- **THE REQUEST**
Lines that hold the word "сервисных" should be located and copied.

- **TASK DATA**
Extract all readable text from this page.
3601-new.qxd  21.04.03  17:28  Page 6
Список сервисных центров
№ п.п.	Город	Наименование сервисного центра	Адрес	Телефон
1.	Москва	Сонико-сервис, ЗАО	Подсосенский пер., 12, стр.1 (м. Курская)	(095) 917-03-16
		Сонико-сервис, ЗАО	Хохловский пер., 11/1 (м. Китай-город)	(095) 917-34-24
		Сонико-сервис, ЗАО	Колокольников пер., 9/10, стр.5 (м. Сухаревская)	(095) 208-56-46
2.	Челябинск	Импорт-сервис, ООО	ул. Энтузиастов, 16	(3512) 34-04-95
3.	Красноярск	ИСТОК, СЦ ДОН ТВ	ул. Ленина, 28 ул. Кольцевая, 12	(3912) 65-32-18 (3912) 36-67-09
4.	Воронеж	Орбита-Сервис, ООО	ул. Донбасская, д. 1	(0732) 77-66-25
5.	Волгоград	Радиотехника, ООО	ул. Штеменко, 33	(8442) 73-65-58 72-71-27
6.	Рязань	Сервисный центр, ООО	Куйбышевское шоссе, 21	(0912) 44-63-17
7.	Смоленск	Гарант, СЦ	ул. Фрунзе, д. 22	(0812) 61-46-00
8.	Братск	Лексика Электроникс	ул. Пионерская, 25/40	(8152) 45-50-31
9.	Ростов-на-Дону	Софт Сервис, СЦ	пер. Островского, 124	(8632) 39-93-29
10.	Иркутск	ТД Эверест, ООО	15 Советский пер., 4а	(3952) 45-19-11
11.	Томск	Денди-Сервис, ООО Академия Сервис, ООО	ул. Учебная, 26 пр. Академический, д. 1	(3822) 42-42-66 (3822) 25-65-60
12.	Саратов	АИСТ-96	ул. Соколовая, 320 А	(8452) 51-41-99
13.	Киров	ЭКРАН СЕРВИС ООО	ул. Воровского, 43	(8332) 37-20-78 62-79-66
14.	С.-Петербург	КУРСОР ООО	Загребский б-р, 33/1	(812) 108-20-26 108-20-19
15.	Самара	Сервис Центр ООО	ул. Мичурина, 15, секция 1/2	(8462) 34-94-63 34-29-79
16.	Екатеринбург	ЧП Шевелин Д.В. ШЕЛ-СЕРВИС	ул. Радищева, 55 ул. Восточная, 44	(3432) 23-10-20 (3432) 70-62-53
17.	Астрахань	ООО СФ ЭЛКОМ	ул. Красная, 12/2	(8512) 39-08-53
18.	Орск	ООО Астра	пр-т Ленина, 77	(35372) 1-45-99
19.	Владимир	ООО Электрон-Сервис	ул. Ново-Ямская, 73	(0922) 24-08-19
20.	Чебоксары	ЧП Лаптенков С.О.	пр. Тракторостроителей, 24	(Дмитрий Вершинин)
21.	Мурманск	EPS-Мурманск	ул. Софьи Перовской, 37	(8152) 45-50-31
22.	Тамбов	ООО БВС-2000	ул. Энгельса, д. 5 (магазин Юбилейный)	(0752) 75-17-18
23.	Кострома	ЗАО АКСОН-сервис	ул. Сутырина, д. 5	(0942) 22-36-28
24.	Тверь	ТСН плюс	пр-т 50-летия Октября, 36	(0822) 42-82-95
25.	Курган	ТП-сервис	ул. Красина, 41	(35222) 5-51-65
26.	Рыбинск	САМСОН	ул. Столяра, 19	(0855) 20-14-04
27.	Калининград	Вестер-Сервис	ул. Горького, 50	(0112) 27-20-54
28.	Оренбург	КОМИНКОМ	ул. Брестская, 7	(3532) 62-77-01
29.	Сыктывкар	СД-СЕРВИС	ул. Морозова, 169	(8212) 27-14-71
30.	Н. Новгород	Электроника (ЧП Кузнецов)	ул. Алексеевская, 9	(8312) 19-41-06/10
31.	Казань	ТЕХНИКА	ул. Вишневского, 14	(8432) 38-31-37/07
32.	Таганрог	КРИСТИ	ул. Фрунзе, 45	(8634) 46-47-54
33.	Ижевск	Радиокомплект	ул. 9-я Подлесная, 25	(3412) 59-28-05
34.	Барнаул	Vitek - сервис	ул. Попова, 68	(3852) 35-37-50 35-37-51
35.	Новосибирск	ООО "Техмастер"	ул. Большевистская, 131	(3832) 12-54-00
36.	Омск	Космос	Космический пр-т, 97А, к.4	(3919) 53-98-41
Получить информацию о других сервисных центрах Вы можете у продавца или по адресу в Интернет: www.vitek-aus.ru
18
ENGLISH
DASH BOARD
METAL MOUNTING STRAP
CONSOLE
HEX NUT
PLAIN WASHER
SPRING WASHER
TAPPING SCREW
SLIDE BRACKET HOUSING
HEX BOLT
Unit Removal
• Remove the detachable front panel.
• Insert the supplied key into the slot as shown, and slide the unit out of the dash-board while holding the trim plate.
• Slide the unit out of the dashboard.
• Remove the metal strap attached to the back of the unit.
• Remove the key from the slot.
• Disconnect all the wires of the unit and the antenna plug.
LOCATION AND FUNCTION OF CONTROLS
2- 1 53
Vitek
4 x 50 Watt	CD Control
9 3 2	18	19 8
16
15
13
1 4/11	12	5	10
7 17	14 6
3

- **TASK ANSWER**
Список сервисных центров
Получить информацию о других сервисных центрах Вы можете у продавца или по адресу в Интернет: www.vitek-aus.ru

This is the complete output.